Extracted records:

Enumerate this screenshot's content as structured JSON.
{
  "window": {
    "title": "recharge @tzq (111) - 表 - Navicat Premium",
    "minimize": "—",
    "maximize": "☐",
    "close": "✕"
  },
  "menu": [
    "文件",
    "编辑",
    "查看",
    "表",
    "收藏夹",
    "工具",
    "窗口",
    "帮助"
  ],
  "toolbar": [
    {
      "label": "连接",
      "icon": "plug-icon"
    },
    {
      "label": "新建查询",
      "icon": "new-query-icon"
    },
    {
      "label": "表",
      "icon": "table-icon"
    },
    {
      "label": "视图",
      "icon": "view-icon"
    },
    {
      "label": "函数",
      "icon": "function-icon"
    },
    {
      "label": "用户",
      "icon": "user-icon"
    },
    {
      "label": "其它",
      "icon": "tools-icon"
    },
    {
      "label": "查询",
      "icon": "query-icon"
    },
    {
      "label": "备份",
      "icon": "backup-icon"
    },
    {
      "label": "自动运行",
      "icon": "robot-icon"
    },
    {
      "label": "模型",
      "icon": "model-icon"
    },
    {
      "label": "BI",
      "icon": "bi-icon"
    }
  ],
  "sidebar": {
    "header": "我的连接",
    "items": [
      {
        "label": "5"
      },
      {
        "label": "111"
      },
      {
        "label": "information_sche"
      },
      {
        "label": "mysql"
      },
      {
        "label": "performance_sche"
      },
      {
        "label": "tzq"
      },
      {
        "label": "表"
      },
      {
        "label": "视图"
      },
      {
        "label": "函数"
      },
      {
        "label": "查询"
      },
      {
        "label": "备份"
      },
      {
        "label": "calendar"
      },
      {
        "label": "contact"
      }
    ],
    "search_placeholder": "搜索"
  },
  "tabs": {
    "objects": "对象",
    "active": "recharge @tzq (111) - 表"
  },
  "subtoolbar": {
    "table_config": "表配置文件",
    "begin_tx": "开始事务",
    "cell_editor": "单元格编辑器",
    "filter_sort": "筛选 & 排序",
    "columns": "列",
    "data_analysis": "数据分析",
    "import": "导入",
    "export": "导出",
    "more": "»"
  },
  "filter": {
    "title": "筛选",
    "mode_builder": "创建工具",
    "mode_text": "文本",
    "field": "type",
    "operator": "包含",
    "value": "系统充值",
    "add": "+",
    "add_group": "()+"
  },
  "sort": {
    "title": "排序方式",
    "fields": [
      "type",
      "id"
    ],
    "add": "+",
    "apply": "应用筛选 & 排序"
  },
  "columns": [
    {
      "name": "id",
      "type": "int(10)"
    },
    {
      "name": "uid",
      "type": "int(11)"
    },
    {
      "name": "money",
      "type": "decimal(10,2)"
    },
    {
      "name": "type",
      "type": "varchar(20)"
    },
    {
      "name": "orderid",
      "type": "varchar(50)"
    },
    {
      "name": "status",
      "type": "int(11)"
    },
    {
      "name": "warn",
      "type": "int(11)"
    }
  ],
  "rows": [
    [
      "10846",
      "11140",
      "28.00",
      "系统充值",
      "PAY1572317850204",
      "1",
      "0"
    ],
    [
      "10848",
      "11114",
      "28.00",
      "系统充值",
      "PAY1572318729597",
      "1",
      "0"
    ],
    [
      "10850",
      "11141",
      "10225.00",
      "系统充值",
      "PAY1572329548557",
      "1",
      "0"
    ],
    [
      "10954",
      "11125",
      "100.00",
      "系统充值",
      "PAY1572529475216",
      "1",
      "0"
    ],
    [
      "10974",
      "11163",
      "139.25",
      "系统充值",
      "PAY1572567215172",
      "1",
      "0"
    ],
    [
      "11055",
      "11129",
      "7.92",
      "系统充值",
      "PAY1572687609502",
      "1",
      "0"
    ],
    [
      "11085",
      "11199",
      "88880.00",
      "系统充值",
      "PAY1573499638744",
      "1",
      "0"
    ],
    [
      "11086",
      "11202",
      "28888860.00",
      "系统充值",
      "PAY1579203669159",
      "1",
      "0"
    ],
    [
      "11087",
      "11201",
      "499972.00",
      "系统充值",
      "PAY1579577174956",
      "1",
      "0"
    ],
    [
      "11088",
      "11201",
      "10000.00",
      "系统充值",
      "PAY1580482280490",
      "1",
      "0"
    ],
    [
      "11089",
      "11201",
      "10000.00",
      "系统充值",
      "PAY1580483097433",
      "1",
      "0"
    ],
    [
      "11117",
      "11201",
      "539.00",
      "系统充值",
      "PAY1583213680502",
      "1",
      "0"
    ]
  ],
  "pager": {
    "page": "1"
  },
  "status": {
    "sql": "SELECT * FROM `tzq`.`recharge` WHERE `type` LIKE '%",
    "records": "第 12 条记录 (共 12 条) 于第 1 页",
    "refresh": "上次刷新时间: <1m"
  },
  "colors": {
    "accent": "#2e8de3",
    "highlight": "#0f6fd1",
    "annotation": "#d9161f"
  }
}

Exercise details: From the data, list each line in which the string "recharge" appears.

Output of the task:
    "title": "recharge @tzq (111) - 表 - Navicat Premium",
    "active": "recharge @tzq (111) - 表"
    "sql": "SELECT * FROM `tzq`.`recharge` WHERE `type` LIKE '%",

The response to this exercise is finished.